YOUR INSTRUCTIONS => The listing below should be written out exactly; please include all of it.

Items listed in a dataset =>
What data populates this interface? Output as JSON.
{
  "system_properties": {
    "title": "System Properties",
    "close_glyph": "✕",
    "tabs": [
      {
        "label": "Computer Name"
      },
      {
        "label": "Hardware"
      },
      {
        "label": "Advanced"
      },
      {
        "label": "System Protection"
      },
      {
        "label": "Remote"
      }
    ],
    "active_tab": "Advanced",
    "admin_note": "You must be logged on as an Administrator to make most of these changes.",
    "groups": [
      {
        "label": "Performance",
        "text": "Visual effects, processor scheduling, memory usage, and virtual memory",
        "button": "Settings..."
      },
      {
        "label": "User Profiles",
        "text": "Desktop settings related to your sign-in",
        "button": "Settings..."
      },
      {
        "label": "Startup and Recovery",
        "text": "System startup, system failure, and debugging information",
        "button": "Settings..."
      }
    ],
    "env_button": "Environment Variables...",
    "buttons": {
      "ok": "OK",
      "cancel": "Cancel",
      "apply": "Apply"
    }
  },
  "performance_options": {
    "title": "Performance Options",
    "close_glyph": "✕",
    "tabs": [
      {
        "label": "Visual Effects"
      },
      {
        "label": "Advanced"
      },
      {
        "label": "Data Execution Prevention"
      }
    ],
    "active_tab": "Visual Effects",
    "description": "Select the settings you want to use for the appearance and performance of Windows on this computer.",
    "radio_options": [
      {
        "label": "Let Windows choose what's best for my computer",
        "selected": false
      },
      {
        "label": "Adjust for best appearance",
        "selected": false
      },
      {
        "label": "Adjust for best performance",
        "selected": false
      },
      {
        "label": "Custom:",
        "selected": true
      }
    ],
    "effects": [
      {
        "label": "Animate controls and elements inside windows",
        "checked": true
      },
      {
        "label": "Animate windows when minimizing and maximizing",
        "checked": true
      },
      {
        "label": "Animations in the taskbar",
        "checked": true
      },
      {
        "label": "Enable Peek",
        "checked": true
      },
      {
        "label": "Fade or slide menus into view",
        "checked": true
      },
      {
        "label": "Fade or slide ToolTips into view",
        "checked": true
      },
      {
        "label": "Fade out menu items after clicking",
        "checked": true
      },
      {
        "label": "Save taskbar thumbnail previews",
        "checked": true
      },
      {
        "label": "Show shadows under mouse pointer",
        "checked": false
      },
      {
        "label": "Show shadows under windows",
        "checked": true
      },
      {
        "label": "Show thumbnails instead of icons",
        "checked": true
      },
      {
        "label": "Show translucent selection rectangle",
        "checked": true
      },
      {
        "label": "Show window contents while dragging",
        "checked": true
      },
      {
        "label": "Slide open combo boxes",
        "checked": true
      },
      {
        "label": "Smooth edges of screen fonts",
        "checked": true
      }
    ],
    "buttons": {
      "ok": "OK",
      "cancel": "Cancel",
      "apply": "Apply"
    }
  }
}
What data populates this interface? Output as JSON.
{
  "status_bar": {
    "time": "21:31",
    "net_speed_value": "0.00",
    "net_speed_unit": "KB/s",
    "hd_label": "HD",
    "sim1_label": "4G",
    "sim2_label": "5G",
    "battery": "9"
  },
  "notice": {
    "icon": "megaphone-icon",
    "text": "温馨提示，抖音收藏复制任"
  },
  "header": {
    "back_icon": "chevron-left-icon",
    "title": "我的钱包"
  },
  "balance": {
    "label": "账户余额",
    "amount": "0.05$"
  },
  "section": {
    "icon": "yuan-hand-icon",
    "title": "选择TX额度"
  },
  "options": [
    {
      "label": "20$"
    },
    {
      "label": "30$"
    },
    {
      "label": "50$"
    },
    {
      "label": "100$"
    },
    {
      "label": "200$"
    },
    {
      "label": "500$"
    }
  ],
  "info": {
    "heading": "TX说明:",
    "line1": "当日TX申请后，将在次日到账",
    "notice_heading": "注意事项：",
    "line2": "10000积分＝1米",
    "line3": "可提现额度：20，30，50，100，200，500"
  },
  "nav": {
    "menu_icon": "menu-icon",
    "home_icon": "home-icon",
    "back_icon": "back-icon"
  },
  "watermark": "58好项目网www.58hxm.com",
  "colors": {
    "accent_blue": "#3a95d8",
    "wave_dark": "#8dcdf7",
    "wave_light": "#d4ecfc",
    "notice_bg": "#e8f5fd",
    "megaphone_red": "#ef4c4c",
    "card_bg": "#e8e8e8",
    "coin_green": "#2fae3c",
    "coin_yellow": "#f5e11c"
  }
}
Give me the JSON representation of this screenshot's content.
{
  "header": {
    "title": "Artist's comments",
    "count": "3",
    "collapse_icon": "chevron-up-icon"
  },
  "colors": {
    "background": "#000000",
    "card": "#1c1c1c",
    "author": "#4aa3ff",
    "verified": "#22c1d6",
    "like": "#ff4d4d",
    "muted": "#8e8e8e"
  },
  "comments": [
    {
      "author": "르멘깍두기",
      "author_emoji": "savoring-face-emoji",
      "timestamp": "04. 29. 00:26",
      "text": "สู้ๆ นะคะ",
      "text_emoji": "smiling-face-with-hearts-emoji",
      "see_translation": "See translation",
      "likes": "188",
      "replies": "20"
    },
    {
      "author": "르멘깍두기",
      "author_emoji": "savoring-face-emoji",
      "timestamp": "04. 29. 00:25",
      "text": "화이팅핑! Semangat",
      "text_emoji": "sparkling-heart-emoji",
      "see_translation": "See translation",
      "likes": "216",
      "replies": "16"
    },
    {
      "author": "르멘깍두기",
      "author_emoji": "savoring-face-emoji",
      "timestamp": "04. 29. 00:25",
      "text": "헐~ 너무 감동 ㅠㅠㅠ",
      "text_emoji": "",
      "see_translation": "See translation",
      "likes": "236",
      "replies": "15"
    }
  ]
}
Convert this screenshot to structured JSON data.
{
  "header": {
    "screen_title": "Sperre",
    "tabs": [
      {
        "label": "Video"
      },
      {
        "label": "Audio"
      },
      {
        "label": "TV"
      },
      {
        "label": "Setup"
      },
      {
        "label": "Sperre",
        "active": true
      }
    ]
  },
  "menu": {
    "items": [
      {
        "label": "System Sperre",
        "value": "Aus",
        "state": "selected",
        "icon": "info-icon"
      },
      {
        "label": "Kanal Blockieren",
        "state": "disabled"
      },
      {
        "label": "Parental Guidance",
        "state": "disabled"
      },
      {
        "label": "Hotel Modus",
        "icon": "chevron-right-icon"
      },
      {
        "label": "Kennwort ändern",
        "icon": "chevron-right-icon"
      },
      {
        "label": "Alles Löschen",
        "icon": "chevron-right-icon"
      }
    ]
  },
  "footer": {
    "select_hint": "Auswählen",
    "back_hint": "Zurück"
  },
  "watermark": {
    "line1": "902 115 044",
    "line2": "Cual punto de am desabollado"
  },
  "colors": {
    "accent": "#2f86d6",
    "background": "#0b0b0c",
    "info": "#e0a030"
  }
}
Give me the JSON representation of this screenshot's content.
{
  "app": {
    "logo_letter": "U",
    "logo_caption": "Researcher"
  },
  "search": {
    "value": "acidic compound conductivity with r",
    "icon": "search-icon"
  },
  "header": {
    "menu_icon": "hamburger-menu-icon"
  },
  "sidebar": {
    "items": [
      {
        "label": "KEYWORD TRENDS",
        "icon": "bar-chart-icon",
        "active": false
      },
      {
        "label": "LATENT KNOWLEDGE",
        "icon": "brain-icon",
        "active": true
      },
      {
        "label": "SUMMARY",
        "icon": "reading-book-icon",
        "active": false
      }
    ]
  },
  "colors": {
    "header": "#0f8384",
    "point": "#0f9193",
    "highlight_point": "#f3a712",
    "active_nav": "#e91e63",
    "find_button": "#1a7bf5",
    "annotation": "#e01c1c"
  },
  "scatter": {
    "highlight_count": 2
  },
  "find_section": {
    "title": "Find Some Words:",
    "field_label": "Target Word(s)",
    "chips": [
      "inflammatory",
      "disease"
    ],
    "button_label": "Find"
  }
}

RESULT FOR THIS TASK =>
What data populates this interface? Output as JSON.
{
  "system_properties": {
    "title": "System Properties",
    "close_glyph": "✕",
    "tabs": [
      {
        "label": "Computer Name"
      },
      {
        "label": "Hardware"
      },
      {
        "label": "Advanced"
      },
      {
        "label": "System Protection"
      },
      {
        "label": "Remote"
      }
    ],
    "active_tab": "Advanced",
    "admin_note": "You must be logged on as an Administrator to make most of these changes.",
    "groups": [
      {
        "label": "Performance",
        "text": "Visual effects, processor scheduling, memory usage, and virtual memory",
        "button": "Settings..."
      },
      {
        "label": "User Profiles",
        "text": "Desktop settings related to your sign-in",
        "button": "Settings..."
      },
      {
        "label": "Startup and Recovery",
        "text": "System startup, system failure, and debugging information",
        "button": "Settings..."
      }
    ],
    "env_button": "Environment Variables...",
    "buttons": {
      "ok": "OK",
      "cancel": "Cancel",
      "apply": "Apply"
    }
  },
  "performance_options": {
    "title": "Performance Options",
    "close_glyph": "✕",
    "tabs": [
      {
        "label": "Visual Effects"
      },
      {
        "label": "Advanced"
      },
      {
        "label": "Data Execution Prevention"
      }
    ],
    "active_tab": "Visual Effects",
    "description": "Select the settings you want to use for the appearance and performance of Windows on this computer.",
    "radio_options": [
      {
        "label": "Let Windows choose what's best for my computer",
        "selected": false
      },
      {
        "label": "Adjust for best appearance",
        "selected": false
      },
      {
        "label": "Adjust for best performance",
        "selected": false
      },
      {
        "label": "Custom:",
        "selected": true
      }
    ],
    "effects": [
      {
        "label": "Animate controls and elements inside windows",
        "checked": true
      },
      {
        "label": "Animate windows when minimizing and maximizing",
        "checked": true
      },
      {
        "label": "Animations in the taskbar",
        "checked": true
      },
      {
        "label": "Enable Peek",
        "checked": true
      },
      {
        "label": "Fade or slide menus into view",
        "checked": true
      },
      {
        "label": "Fade or slide ToolTips into view",
        "checked": true
      },
      {
        "label": "Fade out menu items after clicking",
        "checked": true
      },
      {
        "label": "Save taskbar thumbnail previews",
        "checked": true
      },
      {
        "label": "Show shadows under mouse pointer",
        "checked": false
      },
      {
        "label": "Show shadows under windows",
        "checked": true
      },
      {
        "label": "Show thumbnails instead of icons",
        "checked": true
      },
      {
        "label": "Show translucent selection rectangle",
        "checked": true
      },
      {
        "label": "Show window contents while dragging",
        "checked": true
      },
      {
        "label": "Slide open combo boxes",
        "checked": true
      },
      {
        "label": "Smooth edges of screen fonts",
        "checked": true
      }
    ],
    "buttons": {
      "ok": "OK",
      "cancel": "Cancel",
      "apply": "Apply"
    }
  }
}
What data populates this interface? Output as JSON.
{
  "status_bar": {
    "time": "21:31",
    "net_speed_value": "0.00",
    "net_speed_unit": "KB/s",
    "hd_label": "HD",
    "sim1_label": "4G",
    "sim2_label": "5G",
    "battery": "9"
  },
  "notice": {
    "icon": "megaphone-icon",
    "text": "温馨提示，抖音收藏复制任"
  },
  "header": {
    "back_icon": "chevron-left-icon",
    "title": "我的钱包"
  },
  "balance": {
    "label": "账户余额",
    "amount": "0.05$"
  },
  "section": {
    "icon": "yuan-hand-icon",
    "title": "选择TX额度"
  },
  "options": [
    {
      "label": "20$"
    },
    {
      "label": "30$"
    },
    {
      "label": "50$"
    },
    {
      "label": "100$"
    },
    {
      "label": "200$"
    },
    {
      "label": "500$"
    }
  ],
  "info": {
    "heading": "TX说明:",
    "line1": "当日TX申请后，将在次日到账",
    "notice_heading": "注意事项：",
    "line2": "10000积分＝1米",
    "line3": "可提现额度：20，30，50，100，200，500"
  },
  "nav": {
    "menu_icon": "menu-icon",
    "home_icon": "home-icon",
    "back_icon": "back-icon"
  },
  "watermark": "58好项目网www.58hxm.com",
  "colors": {
    "accent_blue": "#3a95d8",
    "wave_dark": "#8dcdf7",
    "wave_light": "#d4ecfc",
    "notice_bg": "#e8f5fd",
    "megaphone_red": "#ef4c4c",
    "card_bg": "#e8e8e8",
    "coin_green": "#2fae3c",
    "coin_yellow": "#f5e11c"
  }
}
Give me the JSON representation of this screenshot's content.
{
  "header": {
    "title": "Artist's comments",
    "count": "3",
    "collapse_icon": "chevron-up-icon"
  },
  "colors": {
    "background": "#000000",
    "card": "#1c1c1c",
    "author": "#4aa3ff",
    "verified": "#22c1d6",
    "like": "#ff4d4d",
    "muted": "#8e8e8e"
  },
  "comments": [
    {
      "author": "르멘깍두기",
      "author_emoji": "savoring-face-emoji",
      "timestamp": "04. 29. 00:26",
      "text": "สู้ๆ นะคะ",
      "text_emoji": "smiling-face-with-hearts-emoji",
      "see_translation": "See translation",
      "likes": "188",
      "replies": "20"
    },
    {
      "author": "르멘깍두기",
      "author_emoji": "savoring-face-emoji",
      "timestamp": "04. 29. 00:25",
      "text": "화이팅핑! Semangat",
      "text_emoji": "sparkling-heart-emoji",
      "see_translation": "See translation",
      "likes": "216",
      "replies": "16"
    },
    {
      "author": "르멘깍두기",
      "author_emoji": "savoring-face-emoji",
      "timestamp": "04. 29. 00:25",
      "text": "헐~ 너무 감동 ㅠㅠㅠ",
      "text_emoji": "",
      "see_translation": "See translation",
      "likes": "236",
      "replies": "15"
    }
  ]
}
Convert this screenshot to structured JSON data.
{
  "header": {
    "screen_title": "Sperre",
    "tabs": [
      {
        "label": "Video"
      },
      {
        "label": "Audio"
      },
      {
        "label": "TV"
      },
      {
        "label": "Setup"
      },
      {
        "label": "Sperre",
        "active": true
      }
    ]
  },
  "menu": {
    "items": [
      {
        "label": "System Sperre",
        "value": "Aus",
        "state": "selected",
        "icon": "info-icon"
      },
      {
        "label": "Kanal Blockieren",
        "state": "disabled"
      },
      {
        "label": "Parental Guidance",
        "state": "disabled"
      },
      {
        "label": "Hotel Modus",
        "icon": "chevron-right-icon"
      },
      {
        "label": "Kennwort ändern",
        "icon": "chevron-right-icon"
      },
      {
        "label": "Alles Löschen",
        "icon": "chevron-right-icon"
      }
    ]
  },
  "footer": {
    "select_hint": "Auswählen",
    "back_hint": "Zurück"
  },
  "watermark": {
    "line1": "902 115 044",
    "line2": "Cual punto de am desabollado"
  },
  "colors": {
    "accent": "#2f86d6",
    "background": "#0b0b0c",
    "info": "#e0a030"
  }
}
Give me the JSON representation of this screenshot's content.
{
  "app": {
    "logo_letter": "U",
    "logo_caption": "Researcher"
  },
  "search": {
    "value": "acidic compound conductivity with r",
    "icon": "search-icon"
  },
  "header": {
    "menu_icon": "hamburger-menu-icon"
  },
  "sidebar": {
    "items": [
      {
        "label": "KEYWORD TRENDS",
        "icon": "bar-chart-icon",
        "active": false
      },
      {
        "label": "LATENT KNOWLEDGE",
        "icon": "brain-icon",
        "active": true
      },
      {
        "label": "SUMMARY",
        "icon": "reading-book-icon",
        "active": false
      }
    ]
  },
  "colors": {
    "header": "#0f8384",
    "point": "#0f9193",
    "highlight_point": "#f3a712",
    "active_nav": "#e91e63",
    "find_button": "#1a7bf5",
    "annotation": "#e01c1c"
  },
  "scatter": {
    "highlight_count": 2
  },
  "find_section": {
    "title": "Find Some Words:",
    "field_label": "Target Word(s)",
    "chips": [
      "inflammatory",
      "disease"
    ],
    "button_label": "Find"
  }
}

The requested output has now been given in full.